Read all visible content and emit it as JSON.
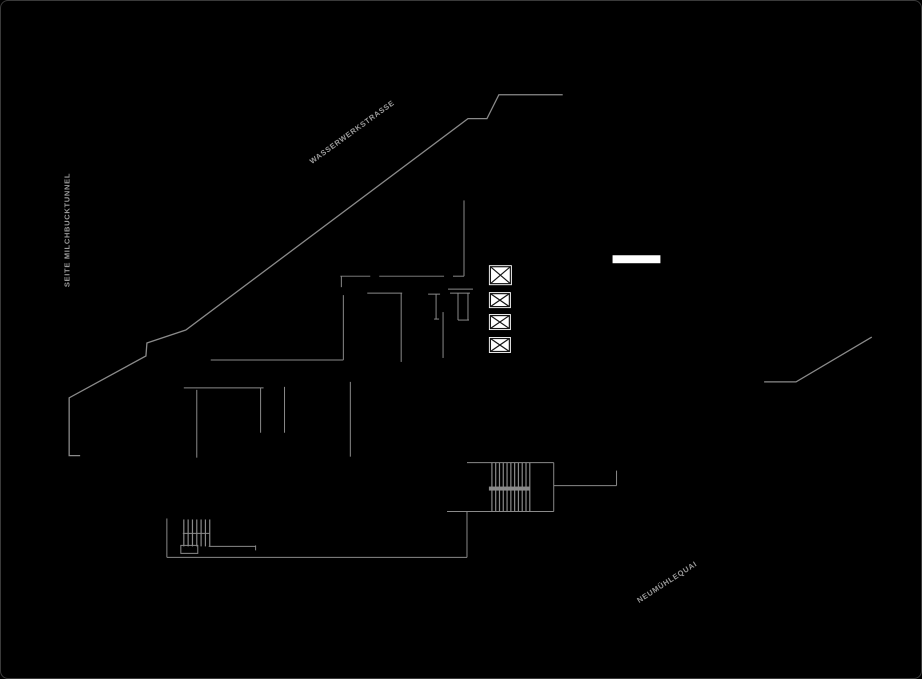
{
  "canvas": {
    "width": 922,
    "height": 679,
    "background": "#000000",
    "border_color": "#3a3a3a",
    "line_color": "#8a8a8a",
    "symbol_stroke": "#141414",
    "white": "#ffffff",
    "label_color": "#9a9a9a"
  },
  "labels": [
    {
      "id": "wasserwerkstrasse",
      "text": "WASSERWERKSTRASSE",
      "x": 351,
      "y": 131,
      "rotation": -36
    },
    {
      "id": "milchbucktunnel",
      "text": "SEITE MILCHBUCKTUNNEL",
      "x": 66,
      "y": 229,
      "rotation": -90
    },
    {
      "id": "neumuehlequai",
      "text": "NEUMÜHLEQUAI",
      "x": 666,
      "y": 581,
      "rotation": -33
    }
  ],
  "plan": {
    "elements": [
      {
        "type": "polyline",
        "name": "road-edge-wasserwerkstrasse",
        "width": 1.3,
        "points": [
          [
            563,
            94
          ],
          [
            499,
            94
          ],
          [
            487,
            118
          ],
          [
            468,
            118
          ],
          [
            185,
            330
          ],
          [
            146,
            343
          ],
          [
            145,
            356
          ],
          [
            68,
            398
          ],
          [
            68,
            456
          ],
          [
            79,
            456
          ]
        ]
      },
      {
        "type": "polyline",
        "name": "road-edge-neumuehlequai",
        "width": 1.3,
        "points": [
          [
            765,
            382
          ],
          [
            797,
            382
          ],
          [
            873,
            337
          ]
        ]
      },
      {
        "type": "line",
        "name": "wall-line",
        "x1": 340,
        "y1": 276,
        "x2": 370,
        "y2": 276
      },
      {
        "type": "line",
        "name": "wall-line",
        "x1": 379,
        "y1": 276,
        "x2": 444,
        "y2": 276
      },
      {
        "type": "line",
        "name": "wall-line",
        "x1": 453,
        "y1": 276,
        "x2": 464,
        "y2": 276
      },
      {
        "type": "line",
        "name": "wall-line",
        "x1": 464,
        "y1": 200,
        "x2": 464,
        "y2": 276
      },
      {
        "type": "line",
        "name": "wall-line",
        "x1": 341,
        "y1": 276,
        "x2": 341,
        "y2": 287
      },
      {
        "type": "line",
        "name": "wall-line",
        "x1": 343,
        "y1": 295,
        "x2": 343,
        "y2": 360
      },
      {
        "type": "line",
        "name": "wall-line",
        "x1": 367,
        "y1": 293,
        "x2": 402,
        "y2": 293
      },
      {
        "type": "line",
        "name": "wall-line",
        "x1": 401,
        "y1": 293,
        "x2": 401,
        "y2": 362
      },
      {
        "type": "line",
        "name": "wall-line",
        "x1": 210,
        "y1": 360,
        "x2": 343,
        "y2": 360
      },
      {
        "type": "line",
        "name": "wall-line",
        "x1": 183,
        "y1": 388,
        "x2": 263,
        "y2": 388
      },
      {
        "type": "line",
        "name": "wall-line",
        "x1": 196,
        "y1": 390,
        "x2": 196,
        "y2": 458
      },
      {
        "type": "line",
        "name": "wall-line",
        "x1": 260,
        "y1": 388,
        "x2": 260,
        "y2": 433
      },
      {
        "type": "line",
        "name": "wall-line",
        "x1": 284,
        "y1": 387,
        "x2": 284,
        "y2": 433
      },
      {
        "type": "line",
        "name": "wall-line",
        "x1": 350,
        "y1": 382,
        "x2": 350,
        "y2": 457
      },
      {
        "type": "line",
        "name": "wall-line",
        "x1": 443,
        "y1": 312,
        "x2": 443,
        "y2": 358
      },
      {
        "type": "line",
        "name": "wall-line",
        "x1": 448,
        "y1": 289,
        "x2": 473,
        "y2": 289
      },
      {
        "type": "line",
        "name": "door-symbol",
        "x1": 428,
        "y1": 294,
        "x2": 440,
        "y2": 294
      },
      {
        "type": "line",
        "name": "door-symbol",
        "x1": 436,
        "y1": 294,
        "x2": 436,
        "y2": 319
      },
      {
        "type": "line",
        "name": "door-symbol",
        "x1": 434,
        "y1": 319,
        "x2": 439,
        "y2": 319
      },
      {
        "type": "line",
        "name": "door-frame-symbol",
        "x1": 450,
        "y1": 293,
        "x2": 470,
        "y2": 293
      },
      {
        "type": "line",
        "name": "door-frame-symbol",
        "x1": 458,
        "y1": 293,
        "x2": 458,
        "y2": 320
      },
      {
        "type": "line",
        "name": "door-frame-symbol",
        "x1": 468,
        "y1": 293,
        "x2": 468,
        "y2": 320
      },
      {
        "type": "line",
        "name": "door-frame-symbol",
        "x1": 458,
        "y1": 320,
        "x2": 469,
        "y2": 320
      },
      {
        "type": "line",
        "name": "stair-enclosure",
        "x1": 467,
        "y1": 463,
        "x2": 554,
        "y2": 463
      },
      {
        "type": "line",
        "name": "stair-enclosure",
        "x1": 554,
        "y1": 463,
        "x2": 554,
        "y2": 512
      },
      {
        "type": "line",
        "name": "stair-enclosure",
        "x1": 447,
        "y1": 512,
        "x2": 554,
        "y2": 512
      },
      {
        "type": "hatch",
        "name": "stair-treads",
        "x1": 492,
        "x2": 530,
        "y1": 463,
        "y2": 512,
        "count": 11
      },
      {
        "type": "bar",
        "name": "stair-landing-bar",
        "x": 489,
        "y": 487,
        "w": 41,
        "h": 4,
        "fill": "line"
      },
      {
        "type": "line",
        "name": "wall-line",
        "x1": 554,
        "y1": 486,
        "x2": 617,
        "y2": 486
      },
      {
        "type": "line",
        "name": "wall-line",
        "x1": 617,
        "y1": 471,
        "x2": 617,
        "y2": 486
      },
      {
        "type": "line",
        "name": "boundary-line",
        "x1": 166,
        "y1": 519,
        "x2": 166,
        "y2": 558
      },
      {
        "type": "line",
        "name": "boundary-line",
        "x1": 166,
        "y1": 558,
        "x2": 467,
        "y2": 558
      },
      {
        "type": "line",
        "name": "boundary-line",
        "x1": 467,
        "y1": 512,
        "x2": 467,
        "y2": 558
      },
      {
        "type": "line",
        "name": "wall-line",
        "x1": 208,
        "y1": 547,
        "x2": 255,
        "y2": 547
      },
      {
        "type": "line",
        "name": "wall-line",
        "x1": 255,
        "y1": 546,
        "x2": 255,
        "y2": 551
      },
      {
        "type": "hatch",
        "name": "small-stair-treads",
        "x1": 183,
        "x2": 209,
        "y1": 520,
        "y2": 547,
        "count": 7
      },
      {
        "type": "line",
        "name": "small-stair-landing-line",
        "x1": 182,
        "y1": 534,
        "x2": 209,
        "y2": 534
      },
      {
        "type": "rect",
        "name": "small-stair-landing",
        "x": 180,
        "y": 546,
        "w": 17,
        "h": 8
      },
      {
        "type": "bar",
        "name": "white-marker-bar",
        "x": 613,
        "y": 255,
        "w": 48,
        "h": 8,
        "fill": "white"
      },
      {
        "type": "xbox",
        "name": "shaft-symbol",
        "x": 489,
        "y": 265,
        "w": 23,
        "h": 20
      },
      {
        "type": "xbox",
        "name": "shaft-symbol",
        "x": 489,
        "y": 292,
        "w": 22,
        "h": 16
      },
      {
        "type": "xbox",
        "name": "shaft-symbol",
        "x": 489,
        "y": 314,
        "w": 22,
        "h": 16
      },
      {
        "type": "xbox",
        "name": "shaft-symbol",
        "x": 489,
        "y": 337,
        "w": 22,
        "h": 16
      }
    ]
  }
}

• WHAT YOU HAVE TO DO: The pictures should not appear in the copy; every other part of the records above must be returned exactly.

• EXPECTED ANSWER:
Read all visible content and emit it as JSON.
{
  "canvas": {
    "width": 922,
    "height": 679,
    "background": "#000000",
    "border_color": "#3a3a3a",
    "line_color": "#8a8a8a",
    "symbol_stroke": "#141414",
    "white": "#ffffff",
    "label_color": "#9a9a9a"
  },
  "labels": [
    {
      "id": "wasserwerkstrasse",
      "text": "WASSERWERKSTRASSE",
      "x": 351,
      "y": 131,
      "rotation": -36
    },
    {
      "id": "milchbucktunnel",
      "text": "SEITE MILCHBUCKTUNNEL",
      "x": 66,
      "y": 229,
      "rotation": -90
    },
    {
      "id": "neumuehlequai",
      "text": "NEUMÜHLEQUAI",
      "x": 666,
      "y": 581,
      "rotation": -33
    }
  ],
  "plan": {
    "elements": [
      {
        "type": "polyline",
        "name": "road-edge-wasserwerkstrasse",
        "width": 1.3,
        "points": [
          [
            563,
            94
          ],
          [
            499,
            94
          ],
          [
            487,
            118
          ],
          [
            468,
            118
          ],
          [
            185,
            330
          ],
          [
            146,
            343
          ],
          [
            145,
            356
          ],
          [
            68,
            398
          ],
          [
            68,
            456
          ],
          [
            79,
            456
          ]
        ]
      },
      {
        "type": "polyline",
        "name": "road-edge-neumuehlequai",
        "width": 1.3,
        "points": [
          [
            765,
            382
          ],
          [
            797,
            382
          ],
          [
            873,
            337
          ]
        ]
      },
      {
        "type": "line",
        "name": "wall-line",
        "x1": 340,
        "y1": 276,
        "x2": 370,
        "y2": 276
      },
      {
        "type": "line",
        "name": "wall-line",
        "x1": 379,
        "y1": 276,
        "x2": 444,
        "y2": 276
      },
      {
        "type": "line",
        "name": "wall-line",
        "x1": 453,
        "y1": 276,
        "x2": 464,
        "y2": 276
      },
      {
        "type": "line",
        "name": "wall-line",
        "x1": 464,
        "y1": 200,
        "x2": 464,
        "y2": 276
      },
      {
        "type": "line",
        "name": "wall-line",
        "x1": 341,
        "y1": 276,
        "x2": 341,
        "y2": 287
      },
      {
        "type": "line",
        "name": "wall-line",
        "x1": 343,
        "y1": 295,
        "x2": 343,
        "y2": 360
      },
      {
        "type": "line",
        "name": "wall-line",
        "x1": 367,
        "y1": 293,
        "x2": 402,
        "y2": 293
      },
      {
        "type": "line",
        "name": "wall-line",
        "x1": 401,
        "y1": 293,
        "x2": 401,
        "y2": 362
      },
      {
        "type": "line",
        "name": "wall-line",
        "x1": 210,
        "y1": 360,
        "x2": 343,
        "y2": 360
      },
      {
        "type": "line",
        "name": "wall-line",
        "x1": 183,
        "y1": 388,
        "x2": 263,
        "y2": 388
      },
      {
        "type": "line",
        "name": "wall-line",
        "x1": 196,
        "y1": 390,
        "x2": 196,
        "y2": 458
      },
      {
        "type": "line",
        "name": "wall-line",
        "x1": 260,
        "y1": 388,
        "x2": 260,
        "y2": 433
      },
      {
        "type": "line",
        "name": "wall-line",
        "x1": 284,
        "y1": 387,
        "x2": 284,
        "y2": 433
      },
      {
        "type": "line",
        "name": "wall-line",
        "x1": 350,
        "y1": 382,
        "x2": 350,
        "y2": 457
      },
      {
        "type": "line",
        "name": "wall-line",
        "x1": 443,
        "y1": 312,
        "x2": 443,
        "y2": 358
      },
      {
        "type": "line",
        "name": "wall-line",
        "x1": 448,
        "y1": 289,
        "x2": 473,
        "y2": 289
      },
      {
        "type": "line",
        "name": "door-symbol",
        "x1": 428,
        "y1": 294,
        "x2": 440,
        "y2": 294
      },
      {
        "type": "line",
        "name": "door-symbol",
        "x1": 436,
        "y1": 294,
        "x2": 436,
        "y2": 319
      },
      {
        "type": "line",
        "name": "door-symbol",
        "x1": 434,
        "y1": 319,
        "x2": 439,
        "y2": 319
      },
      {
        "type": "line",
        "name": "door-frame-symbol",
        "x1": 450,
        "y1": 293,
        "x2": 470,
        "y2": 293
      },
      {
        "type": "line",
        "name": "door-frame-symbol",
        "x1": 458,
        "y1": 293,
        "x2": 458,
        "y2": 320
      },
      {
        "type": "line",
        "name": "door-frame-symbol",
        "x1": 468,
        "y1": 293,
        "x2": 468,
        "y2": 320
      },
      {
        "type": "line",
        "name": "door-frame-symbol",
        "x1": 458,
        "y1": 320,
        "x2": 469,
        "y2": 320
      },
      {
        "type": "line",
        "name": "stair-enclosure",
        "x1": 467,
        "y1": 463,
        "x2": 554,
        "y2": 463
      },
      {
        "type": "line",
        "name": "stair-enclosure",
        "x1": 554,
        "y1": 463,
        "x2": 554,
        "y2": 512
      },
      {
        "type": "line",
        "name": "stair-enclosure",
        "x1": 447,
        "y1": 512,
        "x2": 554,
        "y2": 512
      },
      {
        "type": "hatch",
        "name": "stair-treads",
        "x1": 492,
        "x2": 530,
        "y1": 463,
        "y2": 512,
        "count": 11
      },
      {
        "type": "bar",
        "name": "stair-landing-bar",
        "x": 489,
        "y": 487,
        "w": 41,
        "h": 4,
        "fill": "line"
      },
      {
        "type": "line",
        "name": "wall-line",
        "x1": 554,
        "y1": 486,
        "x2": 617,
        "y2": 486
      },
      {
        "type": "line",
        "name": "wall-line",
        "x1": 617,
        "y1": 471,
        "x2": 617,
        "y2": 486
      },
      {
        "type": "line",
        "name": "boundary-line",
        "x1": 166,
        "y1": 519,
        "x2": 166,
        "y2": 558
      },
      {
        "type": "line",
        "name": "boundary-line",
        "x1": 166,
        "y1": 558,
        "x2": 467,
        "y2": 558
      },
      {
        "type": "line",
        "name": "boundary-line",
        "x1": 467,
        "y1": 512,
        "x2": 467,
        "y2": 558
      },
      {
        "type": "line",
        "name": "wall-line",
        "x1": 208,
        "y1": 547,
        "x2": 255,
        "y2": 547
      },
      {
        "type": "line",
        "name": "wall-line",
        "x1": 255,
        "y1": 546,
        "x2": 255,
        "y2": 551
      },
      {
        "type": "hatch",
        "name": "small-stair-treads",
        "x1": 183,
        "x2": 209,
        "y1": 520,
        "y2": 547,
        "count": 7
      },
      {
        "type": "line",
        "name": "small-stair-landing-line",
        "x1": 182,
        "y1": 534,
        "x2": 209,
        "y2": 534
      },
      {
        "type": "rect",
        "name": "small-stair-landing",
        "x": 180,
        "y": 546,
        "w": 17,
        "h": 8
      },
      {
        "type": "bar",
        "name": "white-marker-bar",
        "x": 613,
        "y": 255,
        "w": 48,
        "h": 8,
        "fill": "white"
      },
      {
        "type": "xbox",
        "name": "shaft-symbol",
        "x": 489,
        "y": 265,
        "w": 23,
        "h": 20
      },
      {
        "type": "xbox",
        "name": "shaft-symbol",
        "x": 489,
        "y": 292,
        "w": 22,
        "h": 16
      },
      {
        "type": "xbox",
        "name": "shaft-symbol",
        "x": 489,
        "y": 314,
        "w": 22,
        "h": 16
      },
      {
        "type": "xbox",
        "name": "shaft-symbol",
        "x": 489,
        "y": 337,
        "w": 22,
        "h": 16
      }
    ]
  }
}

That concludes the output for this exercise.